Task prompt: Gather the lines from the material that contain "name".
<<<<
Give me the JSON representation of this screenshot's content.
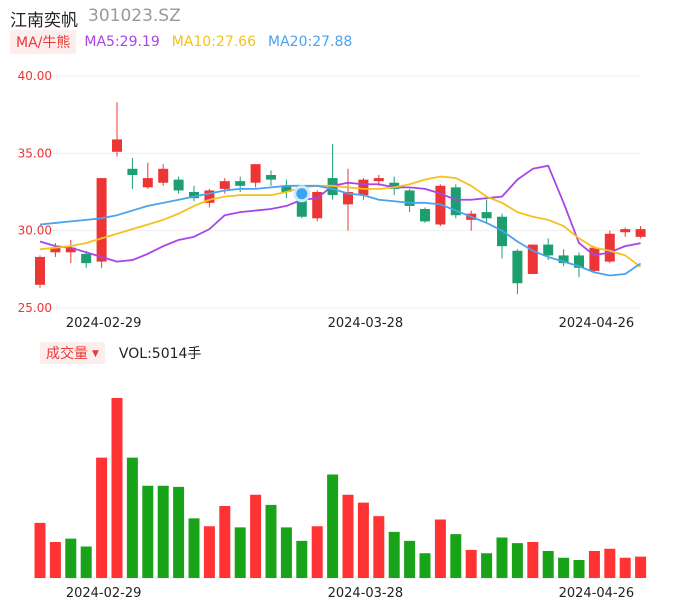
{
  "header": {
    "name": "江南奕帆",
    "code": "301023.SZ"
  },
  "ma_bar": {
    "button": "MA/牛熊",
    "ma5": "MA5:29.19",
    "ma10": "MA10:27.66",
    "ma20": "MA20:27.88"
  },
  "volume_bar": {
    "button": "成交量",
    "caret": "▼",
    "label": "VOL:5014手"
  },
  "colors": {
    "up": "#ee3535",
    "down": "#1d9e6f",
    "vol_up": "#ff3333",
    "vol_down": "#19a319",
    "ma5": "#a845e8",
    "ma10": "#f5c11a",
    "ma20": "#4aa3ee",
    "grid": "#eeeeee"
  },
  "chart_data": [
    {
      "type": "candlestick",
      "ylim": [
        25,
        40
      ],
      "yticks": [
        "40.00",
        "35.00",
        "30.00",
        "25.00"
      ],
      "x_tick_labels": [
        {
          "index": 4,
          "label": "2024-02-29"
        },
        {
          "index": 21,
          "label": "2024-03-28"
        },
        {
          "index": 36,
          "label": "2024-04-26"
        }
      ],
      "marker": {
        "index": 17,
        "icon": "bull-marker-icon"
      },
      "candles": [
        {
          "o": 26.5,
          "c": 28.3,
          "h": 28.4,
          "l": 26.3
        },
        {
          "o": 28.6,
          "c": 28.9,
          "h": 29.2,
          "l": 28.3
        },
        {
          "o": 28.6,
          "c": 28.9,
          "h": 29.4,
          "l": 27.9
        },
        {
          "o": 28.5,
          "c": 27.9,
          "h": 28.7,
          "l": 27.6
        },
        {
          "o": 28.0,
          "c": 33.4,
          "h": 33.4,
          "l": 27.6
        },
        {
          "o": 35.1,
          "c": 35.9,
          "h": 38.3,
          "l": 34.8
        },
        {
          "o": 34.0,
          "c": 33.6,
          "h": 34.7,
          "l": 32.7
        },
        {
          "o": 32.8,
          "c": 33.4,
          "h": 34.4,
          "l": 32.7
        },
        {
          "o": 33.1,
          "c": 34.0,
          "h": 34.3,
          "l": 32.9
        },
        {
          "o": 33.3,
          "c": 32.6,
          "h": 33.5,
          "l": 32.4
        },
        {
          "o": 32.5,
          "c": 32.1,
          "h": 32.9,
          "l": 31.9
        },
        {
          "o": 31.8,
          "c": 32.6,
          "h": 32.7,
          "l": 31.5
        },
        {
          "o": 32.7,
          "c": 33.2,
          "h": 33.4,
          "l": 32.4
        },
        {
          "o": 33.2,
          "c": 32.9,
          "h": 33.5,
          "l": 32.5
        },
        {
          "o": 33.1,
          "c": 34.3,
          "h": 34.3,
          "l": 32.8
        },
        {
          "o": 33.6,
          "c": 33.3,
          "h": 33.9,
          "l": 32.9
        },
        {
          "o": 32.9,
          "c": 32.5,
          "h": 33.3,
          "l": 32.1
        },
        {
          "o": 32.0,
          "c": 30.9,
          "h": 32.2,
          "l": 30.8
        },
        {
          "o": 30.8,
          "c": 32.5,
          "h": 32.6,
          "l": 30.6
        },
        {
          "o": 33.4,
          "c": 32.3,
          "h": 35.6,
          "l": 32.0
        },
        {
          "o": 31.7,
          "c": 32.5,
          "h": 34.0,
          "l": 30.0
        },
        {
          "o": 32.3,
          "c": 33.3,
          "h": 33.4,
          "l": 32.0
        },
        {
          "o": 33.2,
          "c": 33.4,
          "h": 33.6,
          "l": 32.9
        },
        {
          "o": 33.1,
          "c": 32.7,
          "h": 33.5,
          "l": 32.3
        },
        {
          "o": 32.6,
          "c": 31.6,
          "h": 32.7,
          "l": 31.2
        },
        {
          "o": 31.4,
          "c": 30.6,
          "h": 31.5,
          "l": 30.5
        },
        {
          "o": 30.4,
          "c": 32.9,
          "h": 33.0,
          "l": 30.3
        },
        {
          "o": 32.8,
          "c": 31.0,
          "h": 33.0,
          "l": 30.8
        },
        {
          "o": 30.7,
          "c": 31.1,
          "h": 31.3,
          "l": 30.0
        },
        {
          "o": 31.2,
          "c": 30.8,
          "h": 32.0,
          "l": 30.5
        },
        {
          "o": 30.9,
          "c": 29.0,
          "h": 31.1,
          "l": 28.2
        },
        {
          "o": 28.7,
          "c": 26.6,
          "h": 28.8,
          "l": 25.9
        },
        {
          "o": 27.2,
          "c": 29.1,
          "h": 29.1,
          "l": 27.2
        },
        {
          "o": 29.1,
          "c": 28.4,
          "h": 29.5,
          "l": 28.1
        },
        {
          "o": 28.4,
          "c": 27.9,
          "h": 28.8,
          "l": 27.7
        },
        {
          "o": 28.4,
          "c": 27.6,
          "h": 28.6,
          "l": 27.0
        },
        {
          "o": 27.4,
          "c": 28.9,
          "h": 29.0,
          "l": 27.3
        },
        {
          "o": 28.0,
          "c": 29.8,
          "h": 30.0,
          "l": 27.9
        },
        {
          "o": 29.9,
          "c": 30.1,
          "h": 30.2,
          "l": 29.6
        },
        {
          "o": 29.6,
          "c": 30.1,
          "h": 30.3,
          "l": 29.5
        }
      ],
      "series": [
        {
          "name": "MA5",
          "values": [
            29.3,
            29.0,
            28.9,
            28.6,
            28.3,
            28.0,
            28.1,
            28.5,
            29.0,
            29.4,
            29.6,
            30.1,
            31.0,
            31.2,
            31.3,
            31.4,
            31.6,
            32.0,
            32.1,
            32.9,
            33.1,
            33.0,
            33.0,
            32.8,
            32.8,
            32.7,
            32.4,
            32.0,
            32.0,
            32.1,
            32.2,
            33.3,
            34.0,
            34.2,
            31.8,
            29.2,
            28.4,
            28.6,
            29.0,
            29.19
          ]
        },
        {
          "name": "MA10",
          "values": [
            28.8,
            28.9,
            29.0,
            29.2,
            29.5,
            29.8,
            30.1,
            30.4,
            30.7,
            31.1,
            31.6,
            32.0,
            32.2,
            32.3,
            32.3,
            32.3,
            32.5,
            32.8,
            32.9,
            32.9,
            32.8,
            32.7,
            32.7,
            32.8,
            33.0,
            33.3,
            33.5,
            33.4,
            32.9,
            32.2,
            31.8,
            31.2,
            30.9,
            30.7,
            30.3,
            29.5,
            28.9,
            28.7,
            28.4,
            27.66
          ]
        },
        {
          "name": "MA20",
          "values": [
            30.4,
            30.5,
            30.6,
            30.7,
            30.8,
            31.0,
            31.3,
            31.6,
            31.8,
            32.0,
            32.2,
            32.4,
            32.6,
            32.7,
            32.7,
            32.8,
            32.9,
            32.9,
            32.9,
            32.7,
            32.4,
            32.3,
            32.0,
            31.9,
            31.8,
            31.8,
            31.7,
            31.3,
            30.9,
            30.5,
            30.0,
            29.3,
            28.7,
            28.3,
            28.0,
            27.7,
            27.3,
            27.1,
            27.2,
            27.88
          ]
        }
      ]
    },
    {
      "type": "bar",
      "name": "volume",
      "x_tick_labels": [
        {
          "index": 4,
          "label": "2024-02-29"
        },
        {
          "index": 21,
          "label": "2024-03-28"
        },
        {
          "index": 36,
          "label": "2024-04-26"
        }
      ],
      "values": [
        2.45,
        1.6,
        1.75,
        1.4,
        5.35,
        8.0,
        5.35,
        4.1,
        4.1,
        4.05,
        2.65,
        2.3,
        3.2,
        2.25,
        3.7,
        3.25,
        2.25,
        1.65,
        2.3,
        4.6,
        3.7,
        3.35,
        2.75,
        2.05,
        1.65,
        1.1,
        2.6,
        1.95,
        1.25,
        1.1,
        1.8,
        1.55,
        1.6,
        1.2,
        0.9,
        0.8,
        1.2,
        1.3,
        0.9,
        0.95
      ],
      "up": [
        true,
        true,
        false,
        false,
        true,
        true,
        false,
        false,
        false,
        false,
        false,
        true,
        true,
        false,
        true,
        false,
        false,
        false,
        true,
        false,
        true,
        true,
        true,
        false,
        false,
        false,
        true,
        false,
        true,
        false,
        false,
        false,
        true,
        false,
        false,
        false,
        true,
        true,
        true,
        true
      ]
    }
  ]
}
>>>>
Answer:
    "name": "江南奕帆",
          "name": "MA5",
          "name": "MA10",
          "name": "MA20",
      "name": "volume",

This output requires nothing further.